## DATA EXCERPTS

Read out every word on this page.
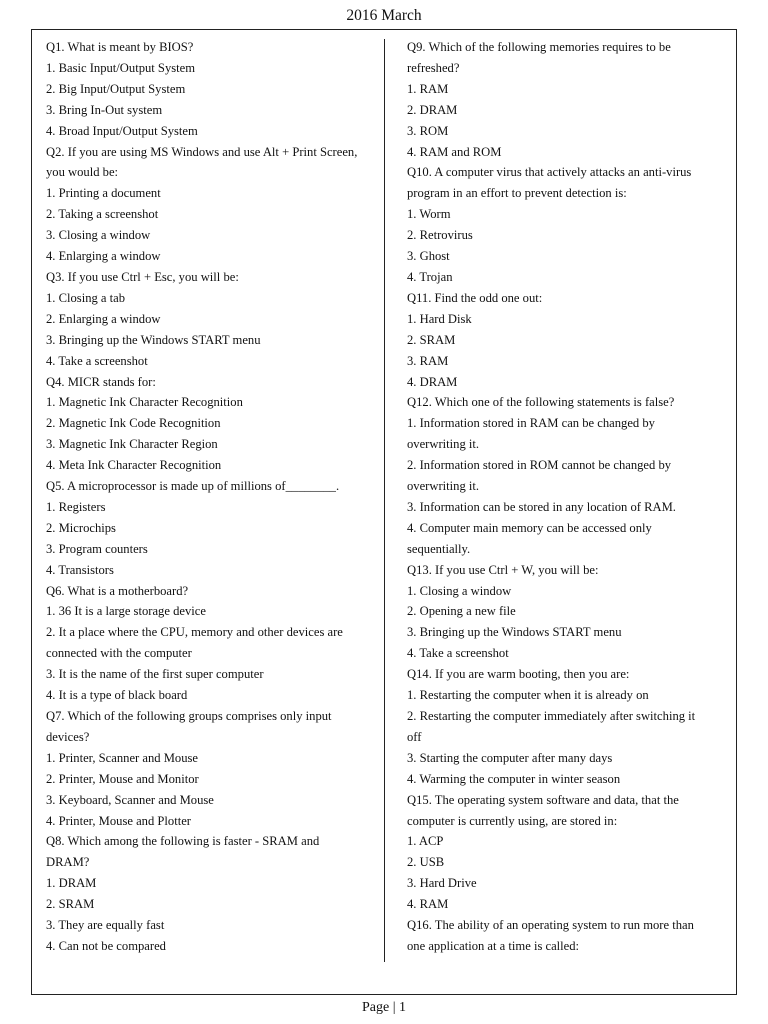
2016 March
Q1. What is meant by BIOS?
1. Basic Input/Output System
2. Big Input/Output System
3. Bring In-Out system
4. Broad Input/Output System
Q2. If you are using MS Windows and use Alt + Print Screen, you would be:
1. Printing a document
2. Taking a screenshot
3. Closing a window
4. Enlarging a window
Q3. If you use Ctrl + Esc, you will be:
1. Closing a tab
2. Enlarging a window
3. Bringing up the Windows START menu
4. Take a screenshot
Q4. MICR stands for:
1. Magnetic Ink Character Recognition
2. Magnetic Ink Code Recognition
3. Magnetic Ink Character Region
4. Meta Ink Character Recognition
Q5. A microprocessor is made up of millions of________.
1. Registers
2. Microchips
3. Program counters
4. Transistors
Q6. What is a motherboard?
1. 36 It is a large storage device
2. It a place where the CPU, memory and other devices are connected with the computer
3. It is the name of the first super computer
4. It is a type of black board
Q7. Which of the following groups comprises only input devices?
1. Printer, Scanner and Mouse
2. Printer, Mouse and Monitor
3. Keyboard, Scanner and Mouse
4. Printer, Mouse and Plotter
Q8. Which among the following is faster - SRAM and DRAM?
1. DRAM
2. SRAM
3. They are equally fast
4. Can not be compared
Q9. Which of the following memories requires to be refreshed?
1. RAM
2. DRAM
3. ROM
4. RAM and ROM
Q10. A computer virus that actively attacks an anti-virus program in an effort to prevent detection is:
1. Worm
2. Retrovirus
3. Ghost
4. Trojan
Q11. Find the odd one out:
1. Hard Disk
2. SRAM
3. RAM
4. DRAM
Q12. Which one of the following statements is false?
1. Information stored in RAM can be changed by overwriting it.
2. Information stored in ROM cannot be changed by overwriting it.
3. Information can be stored in any location of RAM.
4. Computer main memory can be accessed only sequentially.
Q13. If you use Ctrl + W, you will be:
1. Closing a window
2. Opening a new file
3. Bringing up the Windows START menu
4. Take a screenshot
Q14. If you are warm booting, then you are:
1. Restarting the computer when it is already on
2. Restarting the computer immediately after switching it off
3. Starting the computer after many days
4. Warming the computer in winter season
Q15. The operating system software and data, that the computer is currently using, are stored in:
1. ACP
2. USB
3. Hard Drive
4. RAM
Q16. The ability of an operating system to run more than one application at a time is called:
Page | 1
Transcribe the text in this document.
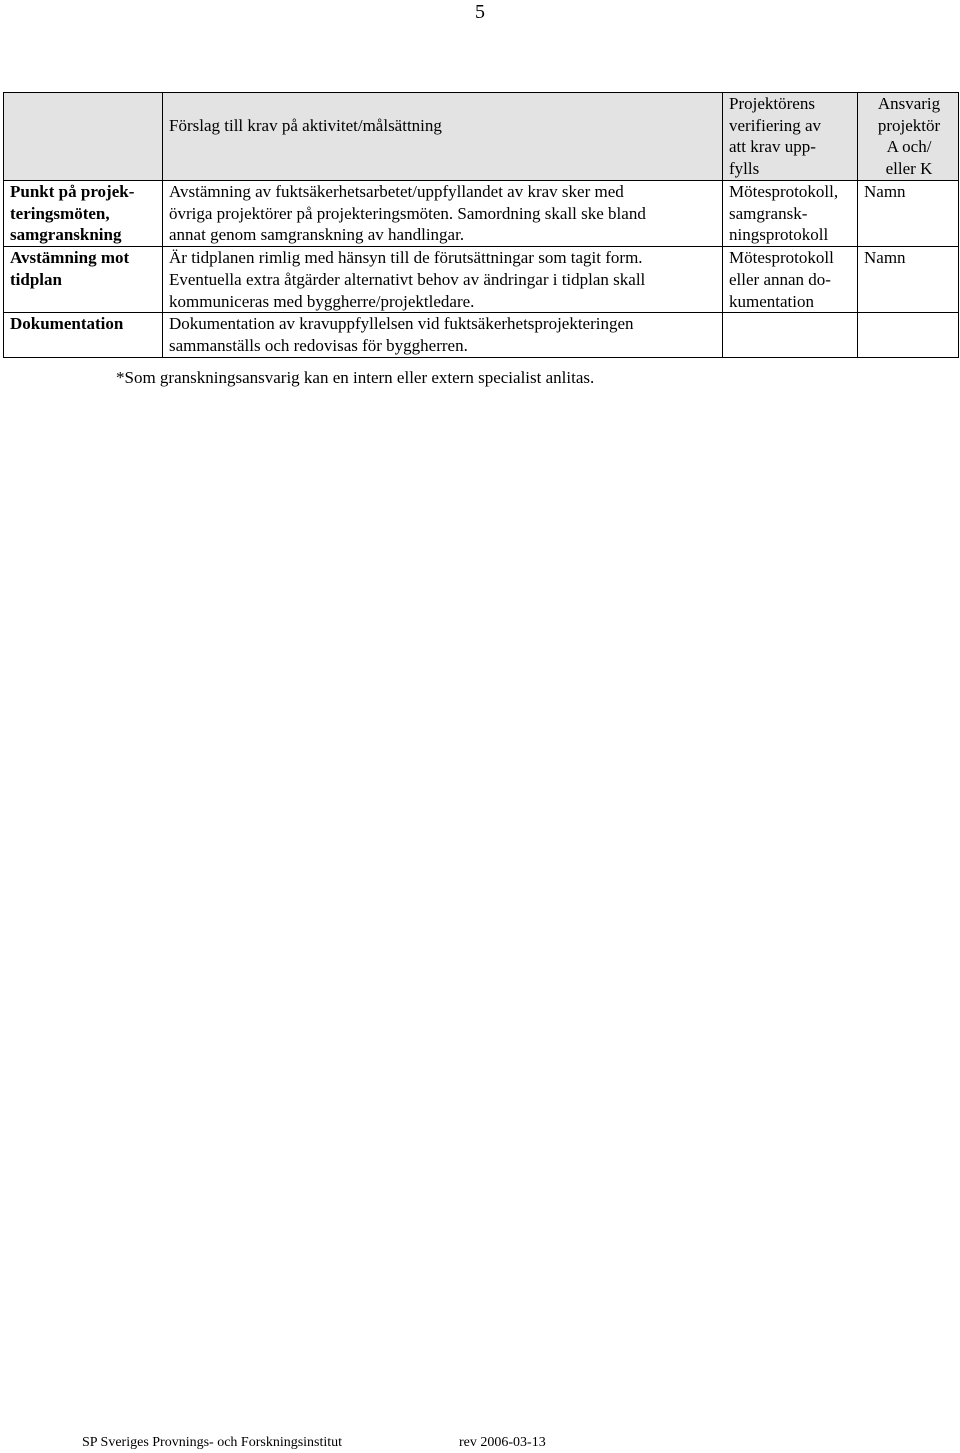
5

	Förslag till krav på aktivitet/målsättning	Projektörens
verifiering av
att krav upp-
fylls	Ansvarig
projektör
A och/
eller K

Punkt på projek-
teringsmöten,
samgranskning	Avstämning av fuktsäkerhetsarbetet/uppfyllandet av krav sker med
övriga projektörer på projekteringsmöten. Samordning skall ske bland
annat genom samgranskning av handlingar.	Mötesprotokoll,
samgransk-
ningsprotokoll	Namn

Avstämning mot
tidplan	Är tidplanen rimlig med hänsyn till de förutsättningar som tagit form.
Eventuella extra åtgärder alternativt behov av ändringar i tidplan skall
kommuniceras med byggherre/projektledare.	Mötesprotokoll
eller annan do-
kumentation	Namn

Dokumentation	Dokumentation av kravuppfyllelsen vid fuktsäkerhetsprojekteringen
sammanställs och redovisas för byggherren.		

*Som granskningsansvarig kan en intern eller extern specialist anlitas.
SP Sveriges Provnings- och Forskningsinstitut	rev 2006-03-13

## PROBLEM STATEMENT
What's needed is every line above, retyped exactly and free of pictures.

## ANSWER TO THE EXERCISE
Read out every word on this page.
2016 March
Q1. What is meant by BIOS?
1. Basic Input/Output System
2. Big Input/Output System
3. Bring In-Out system
4. Broad Input/Output System
Q2. If you are using MS Windows and use Alt + Print Screen, you would be:
1. Printing a document
2. Taking a screenshot
3. Closing a window
4. Enlarging a window
Q3. If you use Ctrl + Esc, you will be:
1. Closing a tab
2. Enlarging a window
3. Bringing up the Windows START menu
4. Take a screenshot
Q4. MICR stands for:
1. Magnetic Ink Character Recognition
2. Magnetic Ink Code Recognition
3. Magnetic Ink Character Region
4. Meta Ink Character Recognition
Q5. A microprocessor is made up of millions of________.
1. Registers
2. Microchips
3. Program counters
4. Transistors
Q6. What is a motherboard?
1. 36 It is a large storage device
2. It a place where the CPU, memory and other devices are connected with the computer
3. It is the name of the first super computer
4. It is a type of black board
Q7. Which of the following groups comprises only input devices?
1. Printer, Scanner and Mouse
2. Printer, Mouse and Monitor
3. Keyboard, Scanner and Mouse
4. Printer, Mouse and Plotter
Q8. Which among the following is faster - SRAM and DRAM?
1. DRAM
2. SRAM
3. They are equally fast
4. Can not be compared
Q9. Which of the following memories requires to be refreshed?
1. RAM
2. DRAM
3. ROM
4. RAM and ROM
Q10. A computer virus that actively attacks an anti-virus program in an effort to prevent detection is:
1. Worm
2. Retrovirus
3. Ghost
4. Trojan
Q11. Find the odd one out:
1. Hard Disk
2. SRAM
3. RAM
4. DRAM
Q12. Which one of the following statements is false?
1. Information stored in RAM can be changed by overwriting it.
2. Information stored in ROM cannot be changed by overwriting it.
3. Information can be stored in any location of RAM.
4. Computer main memory can be accessed only sequentially.
Q13. If you use Ctrl + W, you will be:
1. Closing a window
2. Opening a new file
3. Bringing up the Windows START menu
4. Take a screenshot
Q14. If you are warm booting, then you are:
1. Restarting the computer when it is already on
2. Restarting the computer immediately after switching it off
3. Starting the computer after many days
4. Warming the computer in winter season
Q15. The operating system software and data, that the computer is currently using, are stored in:
1. ACP
2. USB
3. Hard Drive
4. RAM
Q16. The ability of an operating system to run more than one application at a time is called:
Page | 1
Transcribe the text in this document.
5

	Förslag till krav på aktivitet/målsättning	Projektörens
verifiering av
att krav upp-
fylls	Ansvarig
projektör
A och/
eller K

Punkt på projek-
teringsmöten,
samgranskning	Avstämning av fuktsäkerhetsarbetet/uppfyllandet av krav sker med
övriga projektörer på projekteringsmöten. Samordning skall ske bland
annat genom samgranskning av handlingar.	Mötesprotokoll,
samgransk-
ningsprotokoll	Namn

Avstämning mot
tidplan	Är tidplanen rimlig med hänsyn till de förutsättningar som tagit form.
Eventuella extra åtgärder alternativt behov av ändringar i tidplan skall
kommuniceras med byggherre/projektledare.	Mötesprotokoll
eller annan do-
kumentation	Namn

Dokumentation	Dokumentation av kravuppfyllelsen vid fuktsäkerhetsprojekteringen
sammanställs och redovisas för byggherren.		

*Som granskningsansvarig kan en intern eller extern specialist anlitas.
SP Sveriges Provnings- och Forskningsinstitut	rev 2006-03-13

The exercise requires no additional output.